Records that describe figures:

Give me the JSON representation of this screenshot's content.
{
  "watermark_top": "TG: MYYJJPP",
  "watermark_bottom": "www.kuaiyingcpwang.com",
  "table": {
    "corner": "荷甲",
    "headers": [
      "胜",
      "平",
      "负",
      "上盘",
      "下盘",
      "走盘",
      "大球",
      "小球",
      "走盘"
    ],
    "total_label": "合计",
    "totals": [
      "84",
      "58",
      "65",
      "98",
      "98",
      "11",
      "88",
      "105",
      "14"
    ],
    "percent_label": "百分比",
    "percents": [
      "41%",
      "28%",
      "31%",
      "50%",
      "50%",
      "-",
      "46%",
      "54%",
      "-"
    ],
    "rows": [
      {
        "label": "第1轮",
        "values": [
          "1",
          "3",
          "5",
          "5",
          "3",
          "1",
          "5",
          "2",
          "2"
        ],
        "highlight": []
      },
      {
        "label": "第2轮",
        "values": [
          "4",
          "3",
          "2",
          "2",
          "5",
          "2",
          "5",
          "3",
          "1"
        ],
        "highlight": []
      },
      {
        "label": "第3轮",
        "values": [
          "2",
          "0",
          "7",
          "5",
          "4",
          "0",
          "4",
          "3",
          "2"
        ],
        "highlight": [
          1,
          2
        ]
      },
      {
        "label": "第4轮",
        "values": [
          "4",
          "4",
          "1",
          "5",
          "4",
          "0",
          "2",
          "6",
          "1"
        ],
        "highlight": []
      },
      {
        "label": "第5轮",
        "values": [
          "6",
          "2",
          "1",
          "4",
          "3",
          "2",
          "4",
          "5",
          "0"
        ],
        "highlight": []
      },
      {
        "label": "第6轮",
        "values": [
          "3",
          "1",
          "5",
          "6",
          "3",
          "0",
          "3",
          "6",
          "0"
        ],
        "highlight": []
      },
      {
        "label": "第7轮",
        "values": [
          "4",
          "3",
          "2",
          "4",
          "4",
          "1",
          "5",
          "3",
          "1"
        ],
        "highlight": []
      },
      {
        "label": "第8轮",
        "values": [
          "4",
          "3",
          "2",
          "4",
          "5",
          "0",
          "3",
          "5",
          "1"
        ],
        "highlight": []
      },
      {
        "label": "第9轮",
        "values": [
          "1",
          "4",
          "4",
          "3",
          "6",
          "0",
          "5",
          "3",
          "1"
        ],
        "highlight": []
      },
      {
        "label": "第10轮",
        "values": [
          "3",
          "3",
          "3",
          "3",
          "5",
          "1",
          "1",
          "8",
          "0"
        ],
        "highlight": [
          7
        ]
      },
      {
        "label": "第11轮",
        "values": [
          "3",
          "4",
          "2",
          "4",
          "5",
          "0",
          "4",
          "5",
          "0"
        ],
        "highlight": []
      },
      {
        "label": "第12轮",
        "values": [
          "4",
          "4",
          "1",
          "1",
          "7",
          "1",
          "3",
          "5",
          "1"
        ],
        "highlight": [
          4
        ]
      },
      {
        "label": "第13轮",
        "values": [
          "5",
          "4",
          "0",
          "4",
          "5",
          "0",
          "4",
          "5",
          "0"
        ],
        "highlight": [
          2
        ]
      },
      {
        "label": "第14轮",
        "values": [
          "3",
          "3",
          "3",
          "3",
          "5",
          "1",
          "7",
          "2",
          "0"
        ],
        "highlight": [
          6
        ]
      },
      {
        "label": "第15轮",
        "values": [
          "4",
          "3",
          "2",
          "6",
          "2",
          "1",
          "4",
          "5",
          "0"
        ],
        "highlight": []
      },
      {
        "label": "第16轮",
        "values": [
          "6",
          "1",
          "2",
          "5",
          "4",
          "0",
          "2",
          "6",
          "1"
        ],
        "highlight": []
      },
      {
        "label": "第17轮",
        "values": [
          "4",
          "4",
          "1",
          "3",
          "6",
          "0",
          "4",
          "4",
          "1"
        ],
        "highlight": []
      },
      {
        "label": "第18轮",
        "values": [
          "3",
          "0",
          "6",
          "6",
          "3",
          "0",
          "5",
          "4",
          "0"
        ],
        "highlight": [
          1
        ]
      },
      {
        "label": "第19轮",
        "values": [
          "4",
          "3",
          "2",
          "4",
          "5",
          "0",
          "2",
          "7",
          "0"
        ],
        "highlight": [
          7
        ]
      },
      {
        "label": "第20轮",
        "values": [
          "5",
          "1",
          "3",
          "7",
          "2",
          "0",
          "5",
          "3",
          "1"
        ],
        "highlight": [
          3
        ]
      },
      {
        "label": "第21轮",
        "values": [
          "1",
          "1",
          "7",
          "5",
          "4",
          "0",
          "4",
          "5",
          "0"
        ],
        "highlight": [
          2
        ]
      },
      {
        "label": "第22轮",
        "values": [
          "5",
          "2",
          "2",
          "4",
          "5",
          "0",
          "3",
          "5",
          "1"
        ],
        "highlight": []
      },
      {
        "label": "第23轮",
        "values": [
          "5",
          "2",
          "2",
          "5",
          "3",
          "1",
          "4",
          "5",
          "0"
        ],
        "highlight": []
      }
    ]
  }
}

Aim of the exercise |
Print every record exactly as it was given.

Response |
Give me the JSON representation of this screenshot's content.
{
  "watermark_top": "TG: MYYJJPP",
  "watermark_bottom": "www.kuaiyingcpwang.com",
  "table": {
    "corner": "荷甲",
    "headers": [
      "胜",
      "平",
      "负",
      "上盘",
      "下盘",
      "走盘",
      "大球",
      "小球",
      "走盘"
    ],
    "total_label": "合计",
    "totals": [
      "84",
      "58",
      "65",
      "98",
      "98",
      "11",
      "88",
      "105",
      "14"
    ],
    "percent_label": "百分比",
    "percents": [
      "41%",
      "28%",
      "31%",
      "50%",
      "50%",
      "-",
      "46%",
      "54%",
      "-"
    ],
    "rows": [
      {
        "label": "第1轮",
        "values": [
          "1",
          "3",
          "5",
          "5",
          "3",
          "1",
          "5",
          "2",
          "2"
        ],
        "highlight": []
      },
      {
        "label": "第2轮",
        "values": [
          "4",
          "3",
          "2",
          "2",
          "5",
          "2",
          "5",
          "3",
          "1"
        ],
        "highlight": []
      },
      {
        "label": "第3轮",
        "values": [
          "2",
          "0",
          "7",
          "5",
          "4",
          "0",
          "4",
          "3",
          "2"
        ],
        "highlight": [
          1,
          2
        ]
      },
      {
        "label": "第4轮",
        "values": [
          "4",
          "4",
          "1",
          "5",
          "4",
          "0",
          "2",
          "6",
          "1"
        ],
        "highlight": []
      },
      {
        "label": "第5轮",
        "values": [
          "6",
          "2",
          "1",
          "4",
          "3",
          "2",
          "4",
          "5",
          "0"
        ],
        "highlight": []
      },
      {
        "label": "第6轮",
        "values": [
          "3",
          "1",
          "5",
          "6",
          "3",
          "0",
          "3",
          "6",
          "0"
        ],
        "highlight": []
      },
      {
        "label": "第7轮",
        "values": [
          "4",
          "3",
          "2",
          "4",
          "4",
          "1",
          "5",
          "3",
          "1"
        ],
        "highlight": []
      },
      {
        "label": "第8轮",
        "values": [
          "4",
          "3",
          "2",
          "4",
          "5",
          "0",
          "3",
          "5",
          "1"
        ],
        "highlight": []
      },
      {
        "label": "第9轮",
        "values": [
          "1",
          "4",
          "4",
          "3",
          "6",
          "0",
          "5",
          "3",
          "1"
        ],
        "highlight": []
      },
      {
        "label": "第10轮",
        "values": [
          "3",
          "3",
          "3",
          "3",
          "5",
          "1",
          "1",
          "8",
          "0"
        ],
        "highlight": [
          7
        ]
      },
      {
        "label": "第11轮",
        "values": [
          "3",
          "4",
          "2",
          "4",
          "5",
          "0",
          "4",
          "5",
          "0"
        ],
        "highlight": []
      },
      {
        "label": "第12轮",
        "values": [
          "4",
          "4",
          "1",
          "1",
          "7",
          "1",
          "3",
          "5",
          "1"
        ],
        "highlight": [
          4
        ]
      },
      {
        "label": "第13轮",
        "values": [
          "5",
          "4",
          "0",
          "4",
          "5",
          "0",
          "4",
          "5",
          "0"
        ],
        "highlight": [
          2
        ]
      },
      {
        "label": "第14轮",
        "values": [
          "3",
          "3",
          "3",
          "3",
          "5",
          "1",
          "7",
          "2",
          "0"
        ],
        "highlight": [
          6
        ]
      },
      {
        "label": "第15轮",
        "values": [
          "4",
          "3",
          "2",
          "6",
          "2",
          "1",
          "4",
          "5",
          "0"
        ],
        "highlight": []
      },
      {
        "label": "第16轮",
        "values": [
          "6",
          "1",
          "2",
          "5",
          "4",
          "0",
          "2",
          "6",
          "1"
        ],
        "highlight": []
      },
      {
        "label": "第17轮",
        "values": [
          "4",
          "4",
          "1",
          "3",
          "6",
          "0",
          "4",
          "4",
          "1"
        ],
        "highlight": []
      },
      {
        "label": "第18轮",
        "values": [
          "3",
          "0",
          "6",
          "6",
          "3",
          "0",
          "5",
          "4",
          "0"
        ],
        "highlight": [
          1
        ]
      },
      {
        "label": "第19轮",
        "values": [
          "4",
          "3",
          "2",
          "4",
          "5",
          "0",
          "2",
          "7",
          "0"
        ],
        "highlight": [
          7
        ]
      },
      {
        "label": "第20轮",
        "values": [
          "5",
          "1",
          "3",
          "7",
          "2",
          "0",
          "5",
          "3",
          "1"
        ],
        "highlight": [
          3
        ]
      },
      {
        "label": "第21轮",
        "values": [
          "1",
          "1",
          "7",
          "5",
          "4",
          "0",
          "4",
          "5",
          "0"
        ],
        "highlight": [
          2
        ]
      },
      {
        "label": "第22轮",
        "values": [
          "5",
          "2",
          "2",
          "4",
          "5",
          "0",
          "3",
          "5",
          "1"
        ],
        "highlight": []
      },
      {
        "label": "第23轮",
        "values": [
          "5",
          "2",
          "2",
          "5",
          "3",
          "1",
          "4",
          "5",
          "0"
        ],
        "highlight": []
      }
    ]
  }
}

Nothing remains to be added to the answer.